* Saved entries *
+===+
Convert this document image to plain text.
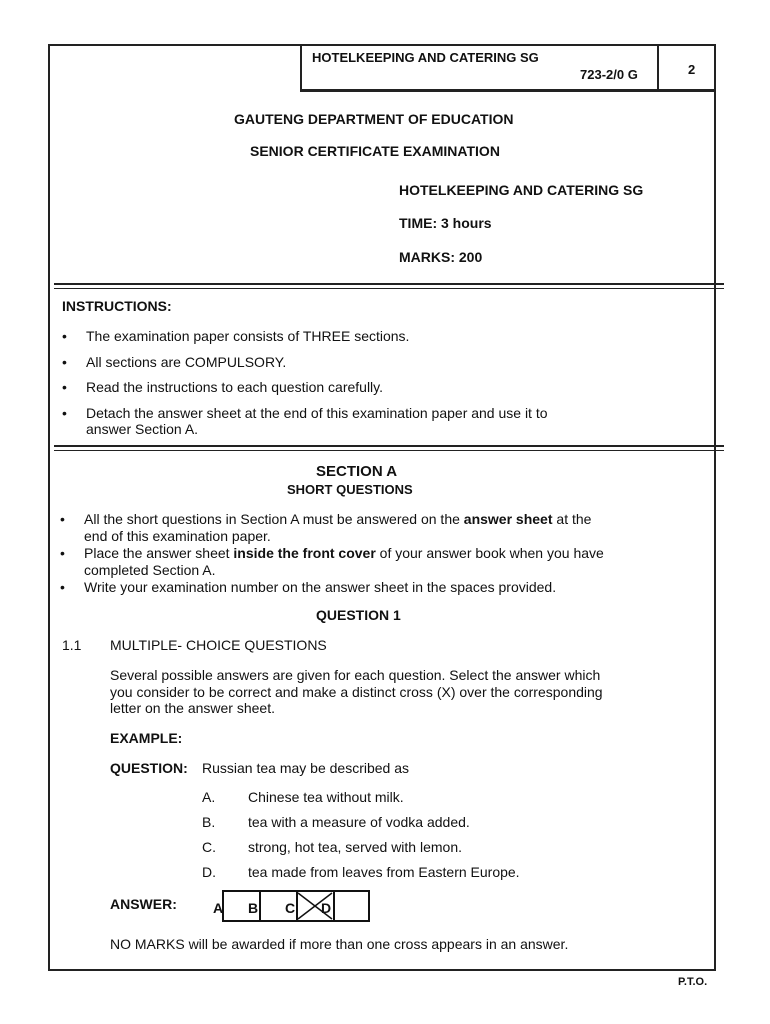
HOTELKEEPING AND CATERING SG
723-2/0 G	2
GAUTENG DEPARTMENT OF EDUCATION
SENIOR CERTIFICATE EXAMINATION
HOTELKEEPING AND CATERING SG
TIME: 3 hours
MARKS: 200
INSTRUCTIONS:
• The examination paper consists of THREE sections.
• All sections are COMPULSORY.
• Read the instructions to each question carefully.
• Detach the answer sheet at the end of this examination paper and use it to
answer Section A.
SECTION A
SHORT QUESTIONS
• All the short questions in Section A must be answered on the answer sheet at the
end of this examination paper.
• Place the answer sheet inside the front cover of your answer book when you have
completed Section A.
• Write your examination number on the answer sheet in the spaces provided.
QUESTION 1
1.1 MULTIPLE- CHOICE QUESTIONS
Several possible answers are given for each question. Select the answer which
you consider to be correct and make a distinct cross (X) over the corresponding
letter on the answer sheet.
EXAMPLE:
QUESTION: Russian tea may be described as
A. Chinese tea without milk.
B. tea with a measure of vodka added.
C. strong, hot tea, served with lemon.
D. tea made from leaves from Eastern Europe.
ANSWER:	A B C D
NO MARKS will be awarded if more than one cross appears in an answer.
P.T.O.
+===+
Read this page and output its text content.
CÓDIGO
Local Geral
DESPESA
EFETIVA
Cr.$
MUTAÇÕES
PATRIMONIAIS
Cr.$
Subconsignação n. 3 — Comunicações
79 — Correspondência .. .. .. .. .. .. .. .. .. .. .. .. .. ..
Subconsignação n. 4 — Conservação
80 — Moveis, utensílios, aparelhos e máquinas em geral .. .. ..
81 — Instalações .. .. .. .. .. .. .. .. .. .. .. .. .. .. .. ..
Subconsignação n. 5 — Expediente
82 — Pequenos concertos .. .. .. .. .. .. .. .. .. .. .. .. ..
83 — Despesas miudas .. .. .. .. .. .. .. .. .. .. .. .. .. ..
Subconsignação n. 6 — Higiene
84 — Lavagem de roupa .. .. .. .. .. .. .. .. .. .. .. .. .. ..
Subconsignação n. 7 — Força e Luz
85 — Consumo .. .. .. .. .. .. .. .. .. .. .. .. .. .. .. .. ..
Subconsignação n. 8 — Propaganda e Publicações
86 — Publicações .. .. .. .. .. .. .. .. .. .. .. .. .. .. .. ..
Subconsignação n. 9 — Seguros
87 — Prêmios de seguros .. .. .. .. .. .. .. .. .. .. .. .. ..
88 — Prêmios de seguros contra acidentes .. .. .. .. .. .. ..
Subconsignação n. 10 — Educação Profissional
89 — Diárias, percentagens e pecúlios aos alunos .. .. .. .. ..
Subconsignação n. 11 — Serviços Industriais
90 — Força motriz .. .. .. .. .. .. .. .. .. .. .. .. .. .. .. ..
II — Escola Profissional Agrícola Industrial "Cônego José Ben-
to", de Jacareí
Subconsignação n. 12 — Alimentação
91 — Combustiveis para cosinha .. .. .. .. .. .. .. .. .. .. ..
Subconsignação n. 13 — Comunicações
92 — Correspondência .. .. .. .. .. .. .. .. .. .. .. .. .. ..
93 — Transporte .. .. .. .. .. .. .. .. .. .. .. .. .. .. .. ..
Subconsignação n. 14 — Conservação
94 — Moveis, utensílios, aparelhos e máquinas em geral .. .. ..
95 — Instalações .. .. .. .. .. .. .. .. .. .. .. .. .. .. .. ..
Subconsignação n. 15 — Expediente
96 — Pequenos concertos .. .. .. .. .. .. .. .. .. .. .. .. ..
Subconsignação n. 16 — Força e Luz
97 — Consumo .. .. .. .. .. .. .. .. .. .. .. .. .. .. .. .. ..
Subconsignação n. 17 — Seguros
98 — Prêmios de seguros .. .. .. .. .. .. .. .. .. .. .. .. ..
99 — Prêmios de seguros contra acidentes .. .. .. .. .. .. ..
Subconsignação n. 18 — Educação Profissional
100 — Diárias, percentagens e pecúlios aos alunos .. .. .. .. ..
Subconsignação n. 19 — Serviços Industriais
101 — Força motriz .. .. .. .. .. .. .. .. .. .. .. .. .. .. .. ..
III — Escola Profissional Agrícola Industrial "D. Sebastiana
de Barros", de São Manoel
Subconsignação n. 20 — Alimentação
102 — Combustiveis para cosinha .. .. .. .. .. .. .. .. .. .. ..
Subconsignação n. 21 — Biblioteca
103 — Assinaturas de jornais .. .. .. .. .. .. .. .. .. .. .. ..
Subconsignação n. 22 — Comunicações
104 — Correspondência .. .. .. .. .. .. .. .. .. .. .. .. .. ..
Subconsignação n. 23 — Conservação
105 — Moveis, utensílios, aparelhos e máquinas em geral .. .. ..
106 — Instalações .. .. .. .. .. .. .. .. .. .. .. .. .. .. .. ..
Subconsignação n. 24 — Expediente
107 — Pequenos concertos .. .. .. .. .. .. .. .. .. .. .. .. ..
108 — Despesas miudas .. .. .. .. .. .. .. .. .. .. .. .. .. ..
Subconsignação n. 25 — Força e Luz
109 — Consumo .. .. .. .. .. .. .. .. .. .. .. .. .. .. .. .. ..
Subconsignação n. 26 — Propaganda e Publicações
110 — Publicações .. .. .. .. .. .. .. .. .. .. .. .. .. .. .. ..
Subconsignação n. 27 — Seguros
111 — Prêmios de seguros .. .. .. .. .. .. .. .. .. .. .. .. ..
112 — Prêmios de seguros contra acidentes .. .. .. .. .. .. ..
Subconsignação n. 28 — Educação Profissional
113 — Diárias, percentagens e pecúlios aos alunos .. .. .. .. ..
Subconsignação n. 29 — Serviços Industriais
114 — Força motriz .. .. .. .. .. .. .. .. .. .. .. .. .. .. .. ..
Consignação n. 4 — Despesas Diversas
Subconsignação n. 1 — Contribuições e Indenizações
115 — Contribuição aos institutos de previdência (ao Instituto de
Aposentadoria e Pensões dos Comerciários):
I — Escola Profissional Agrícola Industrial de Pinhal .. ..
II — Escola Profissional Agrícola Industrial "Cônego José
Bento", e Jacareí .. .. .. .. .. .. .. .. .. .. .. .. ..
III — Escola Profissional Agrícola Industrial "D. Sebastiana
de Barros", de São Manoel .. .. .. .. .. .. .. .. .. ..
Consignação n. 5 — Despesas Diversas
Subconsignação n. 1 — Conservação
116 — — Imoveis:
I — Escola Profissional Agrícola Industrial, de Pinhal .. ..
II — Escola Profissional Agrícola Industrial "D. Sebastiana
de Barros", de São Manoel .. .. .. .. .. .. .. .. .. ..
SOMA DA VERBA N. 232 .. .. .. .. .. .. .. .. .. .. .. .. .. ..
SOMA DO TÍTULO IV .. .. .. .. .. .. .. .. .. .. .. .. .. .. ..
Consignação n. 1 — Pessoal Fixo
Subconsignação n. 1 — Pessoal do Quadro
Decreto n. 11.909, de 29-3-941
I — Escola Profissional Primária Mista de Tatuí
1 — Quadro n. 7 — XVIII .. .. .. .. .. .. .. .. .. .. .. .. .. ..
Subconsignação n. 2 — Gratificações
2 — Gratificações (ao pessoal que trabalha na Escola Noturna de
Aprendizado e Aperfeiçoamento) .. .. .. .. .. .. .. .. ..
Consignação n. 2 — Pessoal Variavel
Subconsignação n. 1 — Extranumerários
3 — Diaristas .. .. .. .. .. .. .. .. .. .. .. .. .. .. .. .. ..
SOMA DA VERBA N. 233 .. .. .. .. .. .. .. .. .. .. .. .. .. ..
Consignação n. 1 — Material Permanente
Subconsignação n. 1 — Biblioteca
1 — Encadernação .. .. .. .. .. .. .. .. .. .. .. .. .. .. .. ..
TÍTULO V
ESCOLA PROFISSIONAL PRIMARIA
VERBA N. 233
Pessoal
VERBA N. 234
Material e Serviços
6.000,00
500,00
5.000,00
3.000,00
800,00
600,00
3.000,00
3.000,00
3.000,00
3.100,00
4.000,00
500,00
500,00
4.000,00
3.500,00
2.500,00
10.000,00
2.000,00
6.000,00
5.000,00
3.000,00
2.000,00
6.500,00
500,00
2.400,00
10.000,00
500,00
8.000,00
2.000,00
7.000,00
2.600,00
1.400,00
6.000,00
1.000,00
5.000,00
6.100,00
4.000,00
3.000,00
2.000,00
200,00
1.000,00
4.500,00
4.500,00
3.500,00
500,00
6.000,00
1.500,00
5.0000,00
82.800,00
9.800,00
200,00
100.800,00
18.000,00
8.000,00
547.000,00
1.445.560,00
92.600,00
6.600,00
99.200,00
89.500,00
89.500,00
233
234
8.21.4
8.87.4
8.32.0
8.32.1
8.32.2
+===+
Copy the lines from the entries above in which the word "Material" appears.

* Result of this task *
Consignação n. 1 — Material Permanente
Material e Serviços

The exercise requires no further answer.